Reproduce the records below in full and without edits, omitting images.

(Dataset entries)

******************************

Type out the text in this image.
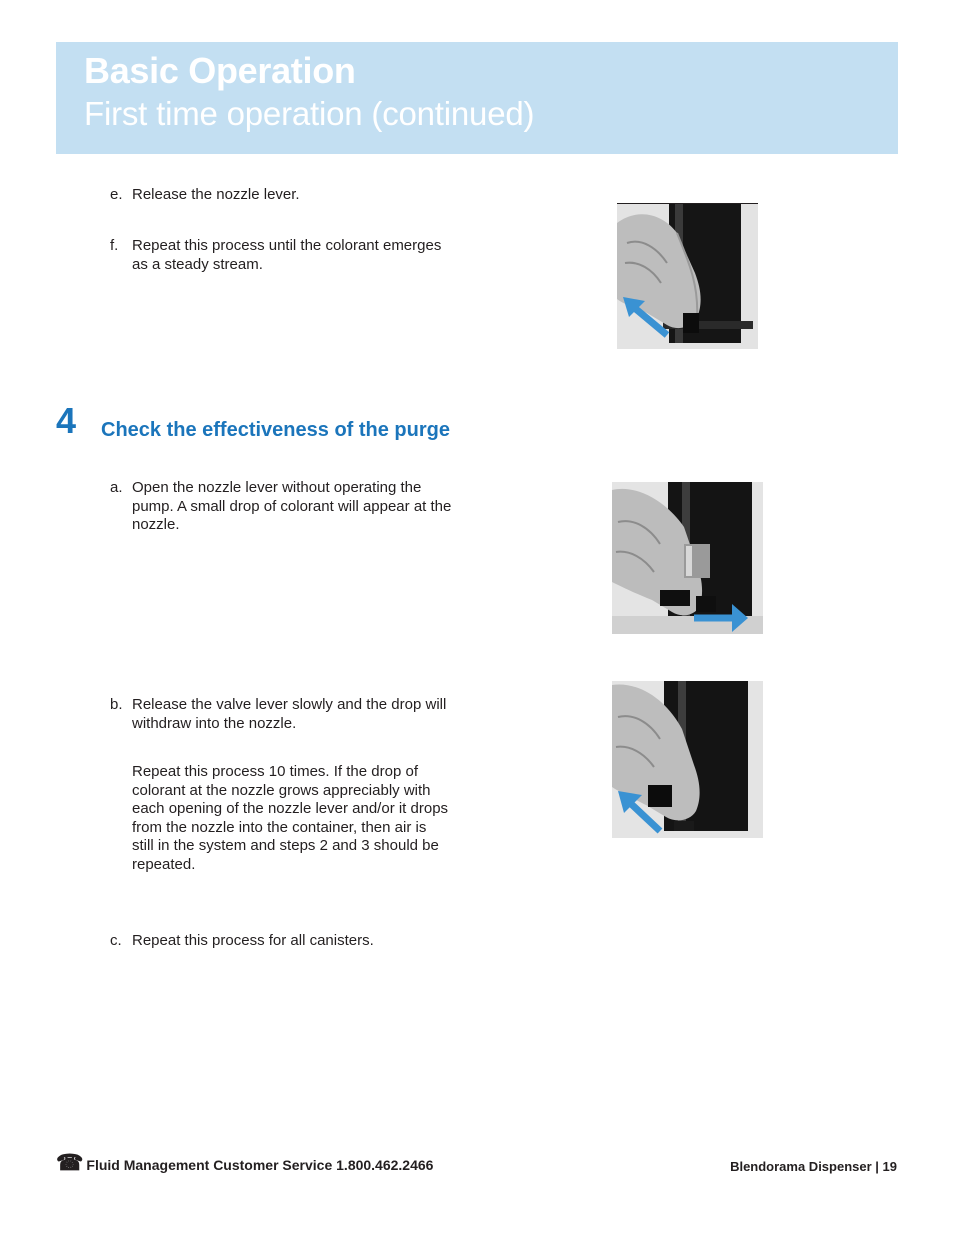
Basic Operation
First time operation (continued)
e. Release the nozzle lever.
f. Repeat this process until the colorant emerges
as a steady stream.
4 Check the effectiveness of the purge
a. Open the nozzle lever without operating the
pump. A small drop of colorant will appear at the
nozzle.
b. Release the valve lever slowly and the drop will
withdraw into the nozzle.
Repeat this process 10 times. If the drop of
colorant at the nozzle grows appreciably with
each opening of the nozzle lever and/or it drops
from the nozzle into the container, then air is
still in the system and steps 2 and 3 should be
repeated.
c. Repeat this process for all canisters.
☎ Fluid Management Customer Service 1.800.462.2466	Blendorama Dispenser | 19
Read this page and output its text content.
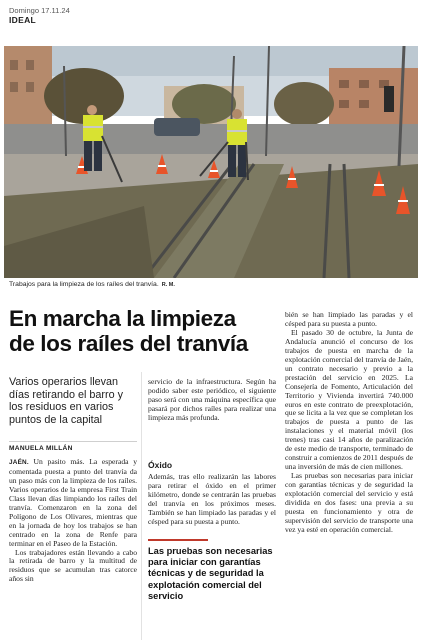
Domingo 17.11.24
IDEAL
Trabajos para la limpieza de los raíles del tranvía. R. M.
En marcha la limpieza
de los raíles del tranvía

Varios operarios llevan días retirando el barro y los residuos en varios puntos de la capital

MANUELA MILLÁN

JAÉN. Un pasito más. La esperada y comentada puesta a punto del tranvía da un paso más con la limpieza de los raíles. Varios operarios de la empresa First Train Class llevan días limpiando los raíles del tranvía. Comenzaron en la zona del Polígono de Los Olivares, mientras que en la jornada de hoy los trabajos se han centrado en la zona de Renfe para terminar en el Paseo de la Estación.

Los trabajadores están llevando a cabo la retirada de barro y la multitud de residuos que se acumulan tras catorce años sin

servicio de la infraestructura. Según ha podido saber este periódico, el siguiente paso será con una máquina específica que pasará por dichos raíles para realizar una limpieza más profunda.

Óxido

Además, tras ello realizarán las labores para retirar el óxido en el primer kilómetro, donde se centrarán las pruebas del tranvía en los próximos meses. También se han limpiado las paradas y el césped para su puesta a punto.

Las pruebas son necesarias para iniciar con garantías técnicas y de seguridad la explotación comercial del servicio

bién se han limpiado las paradas y el césped para su puesta a punto.

El pasado 30 de octubre, la Junta de Andalucía anunció el concurso de los trabajos de puesta en marcha de la explotación comercial del tranvía de Jaén, un contrato necesario y previo a la prestación del servicio en 2025. La Consejería de Fomento, Articulación del Territorio y Vivienda invertirá 740.000 euros en este contrato de preexplotación, que se licita a la vez que se completan los trabajos de puesta a punto de las instalaciones y el material móvil (los trenes) tras casi 14 años de paralización de este medio de transporte, terminado de construir a comienzos de 2011 después de una inversión de más de cien millones.

Las pruebas son necesarias para iniciar con garantías técnicas y de seguridad la explotación comercial del servicio y está dividida en dos fases: una previa a su puesta en funcionamiento y otra de supervisión del servicio de transporte una vez ya esté en operación comercial.
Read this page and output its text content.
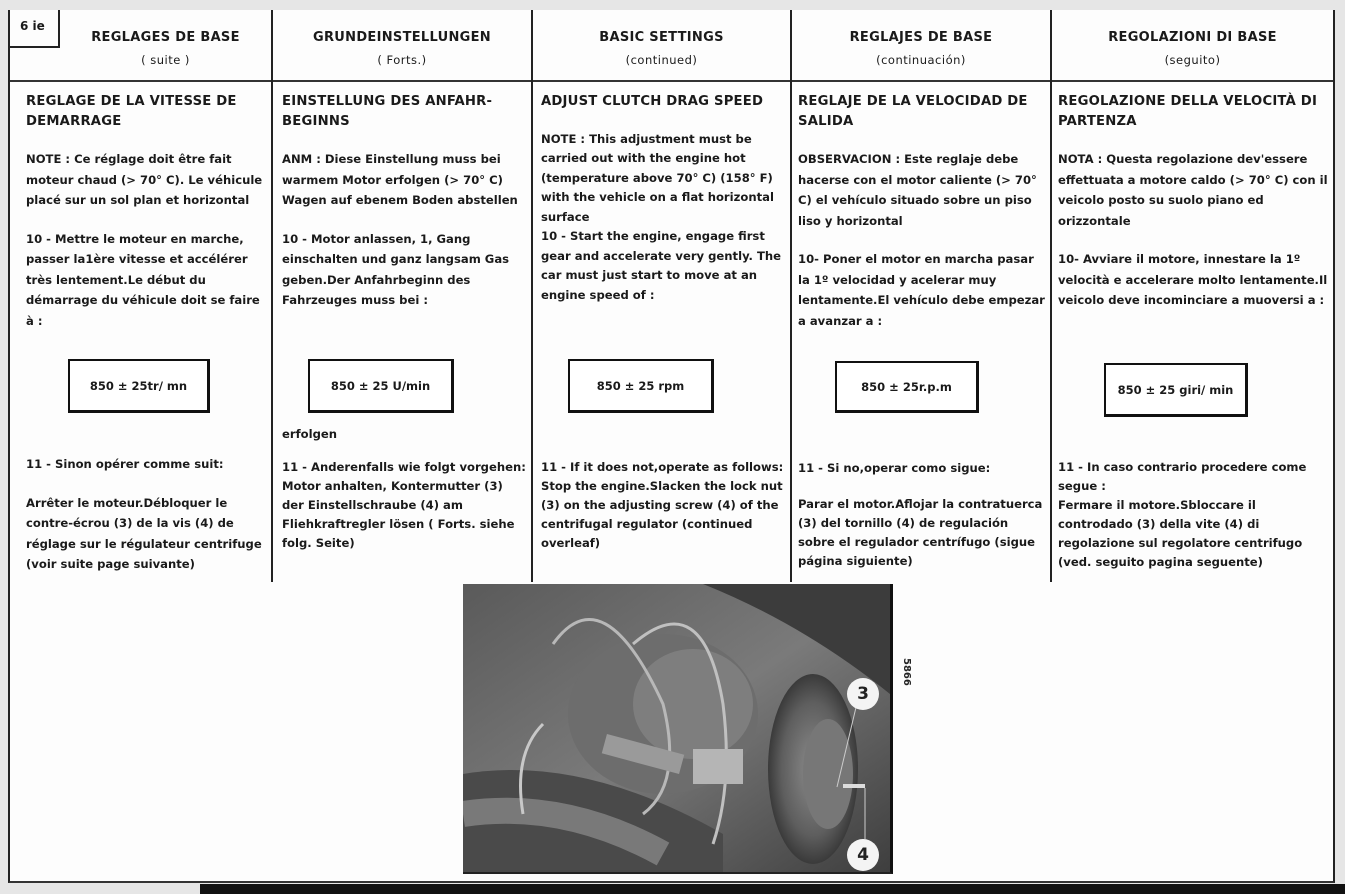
6 ie
REGLAGES DE BASE
( suite )
REGLAGE DE LA VITESSE DE DEMARRAGE

NOTE : Ce réglage doit être fait moteur chaud (> 70° C). Le véhicule placé sur un sol plan et horizontal

10 - Mettre le moteur en marche, passer la1ère vitesse et accélérer très lentement.Le début du démarrage du véhicule doit se faire à :

850 ± 25tr/ mn

11 - Sinon opérer comme suit:

Arrêter le moteur.Débloquer le contre-écrou (3) de la vis (4) de réglage sur le régulateur centrifuge (voir suite page suivante)

GRUNDEINSTELLUNGEN
( Forts.)
EINSTELLUNG DES ANFAHR-BEGINNS

ANM : Diese Einstellung muss bei warmem Motor erfolgen (> 70° C) Wagen auf ebenem Boden abstellen

10 - Motor anlassen, 1, Gang einschalten und ganz langsam Gas geben.Der Anfahrbeginn des Fahrzeuges muss bei :

850 ± 25 U/min
erfolgen

11 - Anderenfalls wie folgt vorgehen:

Motor anhalten, Kontermutter (3) der Einstellschraube (4) am Fliehkraftregler lösen ( Forts. siehe folg. Seite)

BASIC SETTINGS
(continued)
ADJUST CLUTCH DRAG SPEED

NOTE : This adjustment must be carried out with the engine hot (temperature above 70° C) (158° F) with the vehicle on a flat horizontal surface

10 - Start the engine, engage first gear and accelerate very gently. The car must just start to move at an engine speed of :

850 ± 25 rpm

11 - If it does not,operate as follows:

Stop the engine.Slacken the lock nut (3) on the adjusting screw (4) of the centrifugal regulator (continued overleaf)

REGLAJES DE BASE
(continuación)
REGLAJE DE LA VELOCIDAD DE SALIDA

OBSERVACION : Este reglaje debe hacerse con el motor caliente (> 70° C) el vehículo situado sobre un piso liso y horizontal

10- Poner el motor en marcha pasar la 1º velocidad y acelerar muy lentamente.El vehículo debe empezar a avanzar a :

850 ± 25r.p.m

11 - Si no,operar como sigue:

Parar el motor.Aflojar la contratuerca (3) del tornillo (4) de regulación sobre el regulador centrífugo (sigue página siguiente)

REGOLAZIONI DI BASE
(seguito)
REGOLAZIONE DELLA VELOCITÀ DI PARTENZA

NOTA : Questa regolazione dev'essere effettuata a motore caldo (> 70° C) con il veicolo posto su suolo piano ed orizzontale

10- Avviare il motore, innestare la 1º velocità e accelerare molto lentamente.Il veicolo deve incominciare a muoversi a :

850 ± 25 giri/ min

11 - In caso contrario procedere come segue :

Fermare il motore.Sbloccare il controdado (3) della vite (4) di regolazione sul regolatore centrifugo (ved. seguito pagina seguente)

3
4
5866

******************************

▶ **WRITTEN SOLUTION**:
Type out the text in this image.
Basic Operation
First time operation (continued)
e. Release the nozzle lever.
f. Repeat this process until the colorant emerges
as a steady stream.
4 Check the effectiveness of the purge
a. Open the nozzle lever without operating the
pump. A small drop of colorant will appear at the
nozzle.
b. Release the valve lever slowly and the drop will
withdraw into the nozzle.
Repeat this process 10 times. If the drop of
colorant at the nozzle grows appreciably with
each opening of the nozzle lever and/or it drops
from the nozzle into the container, then air is
still in the system and steps 2 and 3 should be
repeated.
c. Repeat this process for all canisters.
☎ Fluid Management Customer Service 1.800.462.2466	Blendorama Dispenser | 19
Read this page and output its text content.
Domingo 17.11.24
IDEAL
Trabajos para la limpieza de los raíles del tranvía. R. M.
En marcha la limpieza
de los raíles del tranvía

Varios operarios llevan días retirando el barro y los residuos en varios puntos de la capital

MANUELA MILLÁN

JAÉN. Un pasito más. La esperada y comentada puesta a punto del tranvía da un paso más con la limpieza de los raíles. Varios operarios de la empresa First Train Class llevan días limpiando los raíles del tranvía. Comenzaron en la zona del Polígono de Los Olivares, mientras que en la jornada de hoy los trabajos se han centrado en la zona de Renfe para terminar en el Paseo de la Estación.

Los trabajadores están llevando a cabo la retirada de barro y la multitud de residuos que se acumulan tras catorce años sin

servicio de la infraestructura. Según ha podido saber este periódico, el siguiente paso será con una máquina específica que pasará por dichos raíles para realizar una limpieza más profunda.

Óxido

Además, tras ello realizarán las labores para retirar el óxido en el primer kilómetro, donde se centrarán las pruebas del tranvía en los próximos meses. También se han limpiado las paradas y el césped para su puesta a punto.

Las pruebas son necesarias para iniciar con garantías técnicas y de seguridad la explotación comercial del servicio

bién se han limpiado las paradas y el césped para su puesta a punto.

El pasado 30 de octubre, la Junta de Andalucía anunció el concurso de los trabajos de puesta en marcha de la explotación comercial del tranvía de Jaén, un contrato necesario y previo a la prestación del servicio en 2025. La Consejería de Fomento, Articulación del Territorio y Vivienda invertirá 740.000 euros en este contrato de preexplotación, que se licita a la vez que se completan los trabajos de puesta a punto de las instalaciones y el material móvil (los trenes) tras casi 14 años de paralización de este medio de transporte, terminado de construir a comienzos de 2011 después de una inversión de más de cien millones.

Las pruebas son necesarias para iniciar con garantías técnicas y de seguridad la explotación comercial del servicio y está dividida en dos fases: una previa a su puesta en funcionamiento y otra de supervisión del servicio de transporte una vez ya esté en operación comercial.
Read this page and output its text content.
6 ie
REGLAGES DE BASE
( suite )
REGLAGE DE LA VITESSE DE DEMARRAGE

NOTE : Ce réglage doit être fait moteur chaud (> 70° C). Le véhicule placé sur un sol plan et horizontal

10 - Mettre le moteur en marche, passer la1ère vitesse et accélérer très lentement.Le début du démarrage du véhicule doit se faire à :

850 ± 25tr/ mn

11 - Sinon opérer comme suit:

Arrêter le moteur.Débloquer le contre-écrou (3) de la vis (4) de réglage sur le régulateur centrifuge (voir suite page suivante)

GRUNDEINSTELLUNGEN
( Forts.)
EINSTELLUNG DES ANFAHR-BEGINNS

ANM : Diese Einstellung muss bei warmem Motor erfolgen (> 70° C) Wagen auf ebenem Boden abstellen

10 - Motor anlassen, 1, Gang einschalten und ganz langsam Gas geben.Der Anfahrbeginn des Fahrzeuges muss bei :

850 ± 25 U/min
erfolgen

11 - Anderenfalls wie folgt vorgehen:

Motor anhalten, Kontermutter (3) der Einstellschraube (4) am Fliehkraftregler lösen ( Forts. siehe folg. Seite)

BASIC SETTINGS
(continued)
ADJUST CLUTCH DRAG SPEED

NOTE : This adjustment must be carried out with the engine hot (temperature above 70° C) (158° F) with the vehicle on a flat horizontal surface

10 - Start the engine, engage first gear and accelerate very gently. The car must just start to move at an engine speed of :

850 ± 25 rpm

11 - If it does not,operate as follows:

Stop the engine.Slacken the lock nut (3) on the adjusting screw (4) of the centrifugal regulator (continued overleaf)

REGLAJES DE BASE
(continuación)
REGLAJE DE LA VELOCIDAD DE SALIDA

OBSERVACION : Este reglaje debe hacerse con el motor caliente (> 70° C) el vehículo situado sobre un piso liso y horizontal

10- Poner el motor en marcha pasar la 1º velocidad y acelerar muy lentamente.El vehículo debe empezar a avanzar a :

850 ± 25r.p.m

11 - Si no,operar como sigue:

Parar el motor.Aflojar la contratuerca (3) del tornillo (4) de regulación sobre el regulador centrífugo (sigue página siguiente)

REGOLAZIONI DI BASE
(seguito)
REGOLAZIONE DELLA VELOCITÀ DI PARTENZA

NOTA : Questa regolazione dev'essere effettuata a motore caldo (> 70° C) con il veicolo posto su suolo piano ed orizzontale

10- Avviare il motore, innestare la 1º velocità e accelerare molto lentamente.Il veicolo deve incominciare a muoversi a :

850 ± 25 giri/ min

11 - In caso contrario procedere come segue :

Fermare il motore.Sbloccare il controdado (3) della vite (4) di regolazione sul regolatore centrifugo (ved. seguito pagina seguente)

3
4
5866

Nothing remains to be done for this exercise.